*** Provided text Section Begins ***

Hotel in Baalbek, Lebanon

The Hotel Palmyra is a historic establishment in Baalbek, Lebanon. Located in front of the ancient Roman ruins, the hotel's interiors, with their antiquated mahogany furniture, relics from the Baalbek ruins and green ostrich skin lampshades, bear memories of a great past, when it hosted politicians and artists. The hotel features a diverse array of contemporary artworks and colourful tapestries adorning the walls as well as Persian carpets in its corridors. The hotel is known for its rich history.

== History ==
The hotel was built by a Greek businessman in 1874, who recognised the appeal of Baalbek's spectacular Roman ruins, which sit just across the road. The hotel has mixed fortunes. Within its walls, in 1920 the Declaration of the Greater Lebanon was signed, which established the boundaries of modern-day Lebanon.

*** Provided text Section Ends ***

# What you have to do:
Reproduce the Hotel Palmyra text in full, word for word.

*** Information shown Section Begins ***

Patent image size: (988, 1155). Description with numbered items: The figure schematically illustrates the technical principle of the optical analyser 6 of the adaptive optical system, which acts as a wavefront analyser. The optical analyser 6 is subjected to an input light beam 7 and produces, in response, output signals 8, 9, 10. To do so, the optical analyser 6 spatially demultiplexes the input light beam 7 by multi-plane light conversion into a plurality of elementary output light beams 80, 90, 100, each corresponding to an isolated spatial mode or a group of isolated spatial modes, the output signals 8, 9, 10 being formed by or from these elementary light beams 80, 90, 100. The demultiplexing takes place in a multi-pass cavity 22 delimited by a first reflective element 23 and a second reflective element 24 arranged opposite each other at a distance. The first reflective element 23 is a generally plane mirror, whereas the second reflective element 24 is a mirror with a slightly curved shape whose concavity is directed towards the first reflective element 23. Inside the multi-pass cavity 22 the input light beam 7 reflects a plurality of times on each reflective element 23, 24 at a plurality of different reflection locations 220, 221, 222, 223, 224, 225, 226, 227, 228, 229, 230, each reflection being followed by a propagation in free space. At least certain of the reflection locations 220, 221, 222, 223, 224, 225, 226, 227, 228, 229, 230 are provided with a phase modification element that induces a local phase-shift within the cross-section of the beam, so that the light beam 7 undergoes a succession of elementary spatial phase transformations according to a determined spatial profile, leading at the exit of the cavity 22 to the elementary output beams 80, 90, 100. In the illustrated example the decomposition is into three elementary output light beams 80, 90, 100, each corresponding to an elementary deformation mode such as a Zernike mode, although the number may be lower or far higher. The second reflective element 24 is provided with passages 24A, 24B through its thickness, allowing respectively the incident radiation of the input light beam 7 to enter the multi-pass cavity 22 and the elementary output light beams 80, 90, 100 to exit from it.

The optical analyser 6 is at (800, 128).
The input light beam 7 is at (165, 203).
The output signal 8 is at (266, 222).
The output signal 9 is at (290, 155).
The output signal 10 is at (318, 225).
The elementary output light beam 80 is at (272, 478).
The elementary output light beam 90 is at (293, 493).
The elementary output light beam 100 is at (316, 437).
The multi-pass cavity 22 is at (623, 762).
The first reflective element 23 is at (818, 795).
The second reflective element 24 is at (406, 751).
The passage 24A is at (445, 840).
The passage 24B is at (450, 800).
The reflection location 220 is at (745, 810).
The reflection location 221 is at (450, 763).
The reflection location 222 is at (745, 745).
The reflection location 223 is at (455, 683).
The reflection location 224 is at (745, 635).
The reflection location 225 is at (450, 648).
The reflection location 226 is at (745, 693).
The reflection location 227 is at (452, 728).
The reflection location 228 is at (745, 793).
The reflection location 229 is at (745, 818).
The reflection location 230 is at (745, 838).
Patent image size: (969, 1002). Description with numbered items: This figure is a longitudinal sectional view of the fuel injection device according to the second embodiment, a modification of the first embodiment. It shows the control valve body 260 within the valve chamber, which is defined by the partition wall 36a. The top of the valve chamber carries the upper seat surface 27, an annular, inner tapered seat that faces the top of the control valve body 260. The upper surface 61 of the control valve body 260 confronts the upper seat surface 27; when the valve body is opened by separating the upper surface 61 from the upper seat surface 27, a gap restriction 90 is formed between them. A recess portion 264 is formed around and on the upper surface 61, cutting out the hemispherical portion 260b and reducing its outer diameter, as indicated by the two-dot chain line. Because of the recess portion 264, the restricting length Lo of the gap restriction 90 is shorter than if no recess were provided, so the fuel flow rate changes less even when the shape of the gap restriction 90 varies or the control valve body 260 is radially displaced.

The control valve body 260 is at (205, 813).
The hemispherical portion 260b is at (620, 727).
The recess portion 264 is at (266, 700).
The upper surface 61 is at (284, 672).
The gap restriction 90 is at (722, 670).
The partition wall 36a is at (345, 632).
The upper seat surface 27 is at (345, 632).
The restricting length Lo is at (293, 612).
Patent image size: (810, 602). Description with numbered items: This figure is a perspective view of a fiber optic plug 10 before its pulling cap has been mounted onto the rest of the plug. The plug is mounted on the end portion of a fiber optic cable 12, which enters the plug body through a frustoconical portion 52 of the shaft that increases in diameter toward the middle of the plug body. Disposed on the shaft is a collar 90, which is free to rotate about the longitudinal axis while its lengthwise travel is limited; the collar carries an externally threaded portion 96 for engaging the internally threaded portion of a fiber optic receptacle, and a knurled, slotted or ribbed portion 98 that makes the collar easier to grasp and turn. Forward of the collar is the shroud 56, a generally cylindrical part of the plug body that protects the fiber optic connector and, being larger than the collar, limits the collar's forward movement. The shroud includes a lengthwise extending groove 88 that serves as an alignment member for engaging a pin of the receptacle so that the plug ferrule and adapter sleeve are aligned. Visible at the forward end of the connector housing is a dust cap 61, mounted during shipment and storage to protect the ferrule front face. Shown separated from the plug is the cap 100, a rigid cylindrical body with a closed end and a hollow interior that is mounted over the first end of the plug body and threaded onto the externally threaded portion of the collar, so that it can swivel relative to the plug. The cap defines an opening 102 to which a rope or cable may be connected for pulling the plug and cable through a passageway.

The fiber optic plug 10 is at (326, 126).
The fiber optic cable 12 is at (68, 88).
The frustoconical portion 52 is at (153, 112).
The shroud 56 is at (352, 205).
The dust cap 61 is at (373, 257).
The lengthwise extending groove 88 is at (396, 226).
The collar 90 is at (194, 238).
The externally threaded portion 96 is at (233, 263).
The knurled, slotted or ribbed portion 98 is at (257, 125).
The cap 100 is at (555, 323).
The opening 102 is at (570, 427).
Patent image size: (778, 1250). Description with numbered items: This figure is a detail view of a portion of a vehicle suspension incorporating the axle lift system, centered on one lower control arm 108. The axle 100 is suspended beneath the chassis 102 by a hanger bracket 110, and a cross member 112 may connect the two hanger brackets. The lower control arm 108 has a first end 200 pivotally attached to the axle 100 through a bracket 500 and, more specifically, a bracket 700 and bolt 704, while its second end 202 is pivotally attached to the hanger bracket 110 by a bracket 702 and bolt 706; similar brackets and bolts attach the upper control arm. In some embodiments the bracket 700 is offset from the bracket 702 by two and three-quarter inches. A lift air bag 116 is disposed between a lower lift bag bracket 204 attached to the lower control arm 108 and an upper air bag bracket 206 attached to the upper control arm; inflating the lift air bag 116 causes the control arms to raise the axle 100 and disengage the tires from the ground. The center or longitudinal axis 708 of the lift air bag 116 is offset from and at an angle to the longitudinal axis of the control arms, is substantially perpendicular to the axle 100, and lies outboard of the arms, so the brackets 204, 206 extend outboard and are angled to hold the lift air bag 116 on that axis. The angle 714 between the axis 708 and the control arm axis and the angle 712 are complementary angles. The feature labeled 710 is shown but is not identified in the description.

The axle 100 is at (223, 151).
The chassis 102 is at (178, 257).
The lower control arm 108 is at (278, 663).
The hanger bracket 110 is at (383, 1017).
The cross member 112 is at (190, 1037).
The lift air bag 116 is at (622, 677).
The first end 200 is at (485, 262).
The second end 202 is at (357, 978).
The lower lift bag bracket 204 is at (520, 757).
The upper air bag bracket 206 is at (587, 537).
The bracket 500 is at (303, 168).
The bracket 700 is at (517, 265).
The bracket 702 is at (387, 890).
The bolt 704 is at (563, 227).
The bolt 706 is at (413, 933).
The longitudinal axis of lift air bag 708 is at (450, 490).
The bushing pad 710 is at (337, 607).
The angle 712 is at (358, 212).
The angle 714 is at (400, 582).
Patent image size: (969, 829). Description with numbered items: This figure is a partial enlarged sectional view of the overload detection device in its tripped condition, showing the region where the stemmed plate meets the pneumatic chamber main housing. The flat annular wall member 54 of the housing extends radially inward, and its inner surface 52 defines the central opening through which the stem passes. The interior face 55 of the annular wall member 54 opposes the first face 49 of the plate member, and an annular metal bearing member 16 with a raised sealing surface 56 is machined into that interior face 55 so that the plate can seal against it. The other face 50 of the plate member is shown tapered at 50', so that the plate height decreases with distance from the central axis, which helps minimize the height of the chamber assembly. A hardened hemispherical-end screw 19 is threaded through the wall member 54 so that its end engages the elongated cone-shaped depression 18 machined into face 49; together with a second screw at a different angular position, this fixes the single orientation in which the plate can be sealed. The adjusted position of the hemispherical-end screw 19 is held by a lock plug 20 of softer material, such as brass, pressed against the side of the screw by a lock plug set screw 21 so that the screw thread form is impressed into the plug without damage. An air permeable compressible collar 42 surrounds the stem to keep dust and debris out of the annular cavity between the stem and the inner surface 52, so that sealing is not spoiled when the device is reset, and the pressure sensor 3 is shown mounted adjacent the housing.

*** Information shown Section Ends ***

# Solution to the problem:
Hotel in Baalbek, Lebanon

The Hotel Palmyra is a historic establishment in Baalbek, Lebanon. Located in front of the ancient Roman ruins, the hotel's interiors, with their antiquated mahogany furniture, relics from the Baalbek ruins and green ostrich skin lampshades, bear memories of a great past, when it hosted politicians and artists. The hotel features a diverse array of contemporary artworks and colourful tapestries adorning the walls as well as Persian carpets in its corridors. The hotel is known for its rich history.

== History ==
The hotel was built by a Greek businessman in 1874, who recognised the appeal of Baalbek's spectacular Roman ruins, which sit just across the road. The hotel has mixed fortunes. Within its walls, in 1920 the Declaration of the Greater Lebanon was signed, which established the boundaries of modern-day Lebanon.